● **Entries provided**
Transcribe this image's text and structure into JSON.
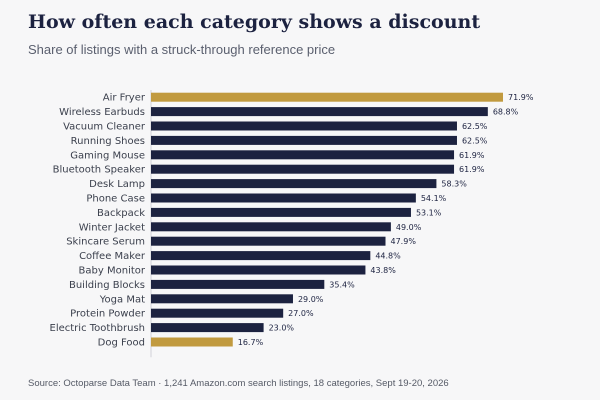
{
  "header": {
    "title": "How often each category shows a discount",
    "subtitle": "Share of listings with a struck-through reference price"
  },
  "footer": {
    "source": "Source: Octoparse Data Team · 1,241 Amazon.com search listings, 18 categories, Sept 19-20, 2026"
  },
  "colors": {
    "default_bar": "#1c2240",
    "highlight_bar": "#c19a3f",
    "axis_line": "#d0d2d8"
  },
  "chart_data": {
    "type": "bar",
    "orientation": "horizontal",
    "title": "How often each category shows a discount",
    "subtitle": "Share of listings with a struck-through reference price",
    "categories": [
      "Air Fryer",
      "Wireless Earbuds",
      "Vacuum Cleaner",
      "Running Shoes",
      "Gaming Mouse",
      "Bluetooth Speaker",
      "Desk Lamp",
      "Phone Case",
      "Backpack",
      "Winter Jacket",
      "Skincare Serum",
      "Coffee Maker",
      "Baby Monitor",
      "Building Blocks",
      "Yoga Mat",
      "Protein Powder",
      "Electric Toothbrush",
      "Dog Food"
    ],
    "values": [
      71.9,
      68.8,
      62.5,
      62.5,
      61.9,
      61.9,
      58.3,
      54.1,
      53.1,
      49.0,
      47.9,
      44.8,
      43.8,
      35.4,
      29.0,
      27.0,
      23.0,
      16.7
    ],
    "value_labels": [
      "71.9%",
      "68.8%",
      "62.5%",
      "62.5%",
      "61.9%",
      "61.9%",
      "58.3%",
      "54.1%",
      "53.1%",
      "49.0%",
      "47.9%",
      "44.8%",
      "43.8%",
      "35.4%",
      "29.0%",
      "27.0%",
      "23.0%",
      "16.7%"
    ],
    "highlighted": [
      "Air Fryer",
      "Dog Food"
    ],
    "xlim": [
      0,
      71.9
    ],
    "grid": false
  }
}
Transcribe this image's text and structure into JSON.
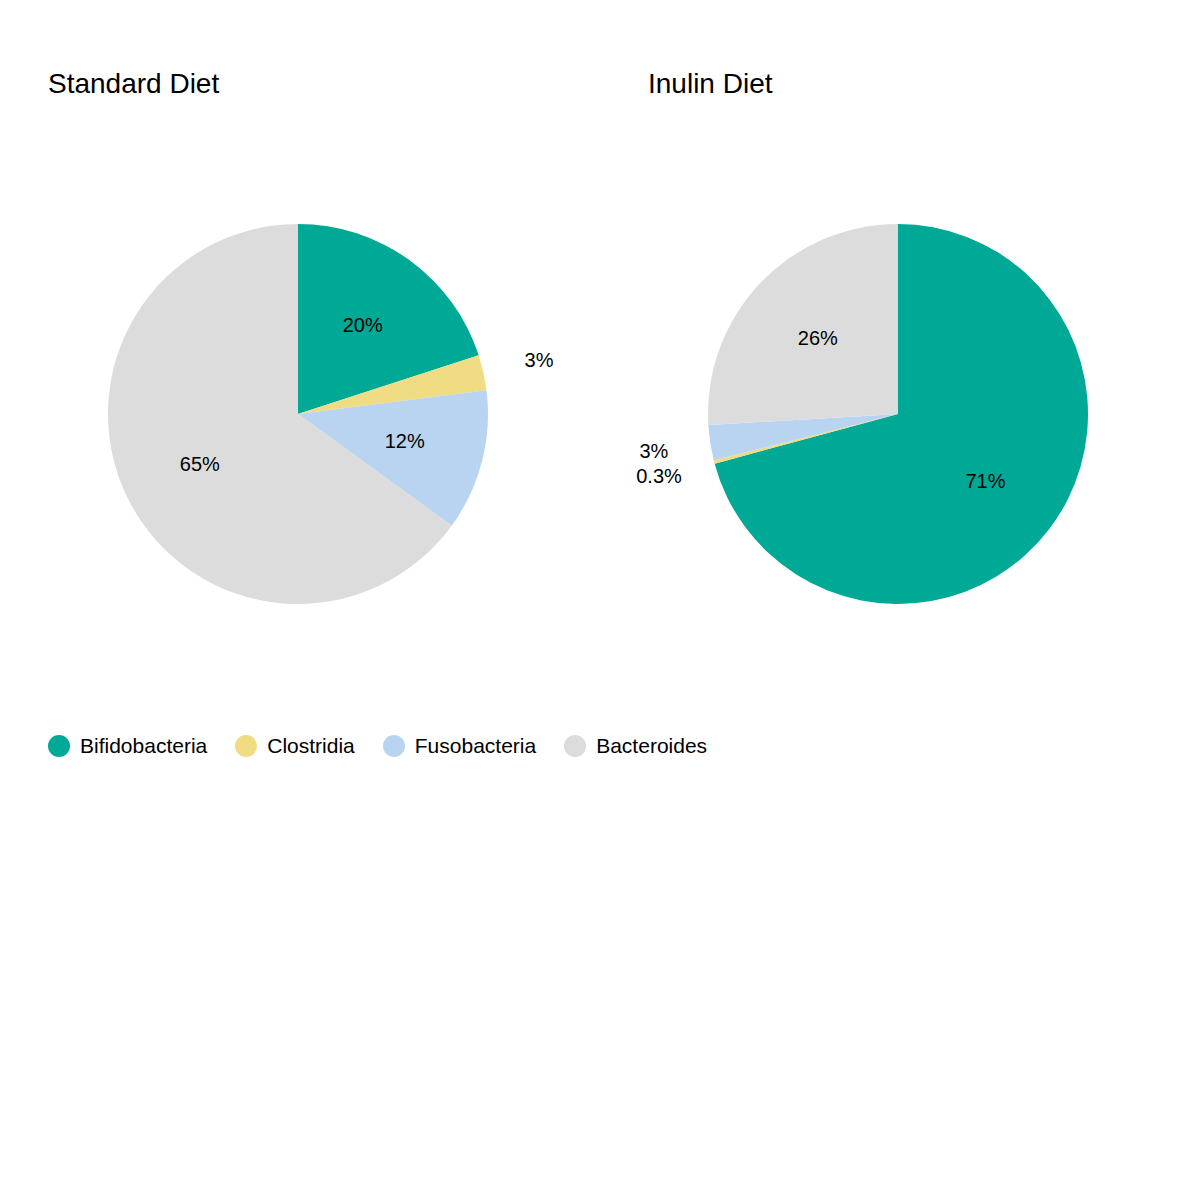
{
  "chart_data": [
    {
      "type": "pie",
      "title": "Standard Diet",
      "categories": [
        "Bifidobacteria",
        "Clostridia",
        "Fusobacteria",
        "Bacteroides"
      ],
      "values": [
        20,
        3,
        12,
        65
      ],
      "value_labels": [
        "20%",
        "3%",
        "12%",
        "65%"
      ],
      "colors": [
        "#00A896",
        "#F0DC82",
        "#B8D4F0",
        "#DCDCDC"
      ],
      "data_labels": true,
      "legend": "lower left"
    },
    {
      "type": "pie",
      "title": "Inulin Diet",
      "categories": [
        "Bifidobacteria",
        "Clostridia",
        "Fusobacteria",
        "Bacteroides"
      ],
      "values": [
        71,
        0.3,
        3,
        26
      ],
      "value_labels": [
        "71%",
        "0.3%",
        "3%",
        "26%"
      ],
      "colors": [
        "#00A896",
        "#F0DC82",
        "#B8D4F0",
        "#DCDCDC"
      ],
      "data_labels": true
    }
  ]
}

● **Directions**
Nothing but a number is required: the number of lines in the material holding the string "reference".

● **Result**
2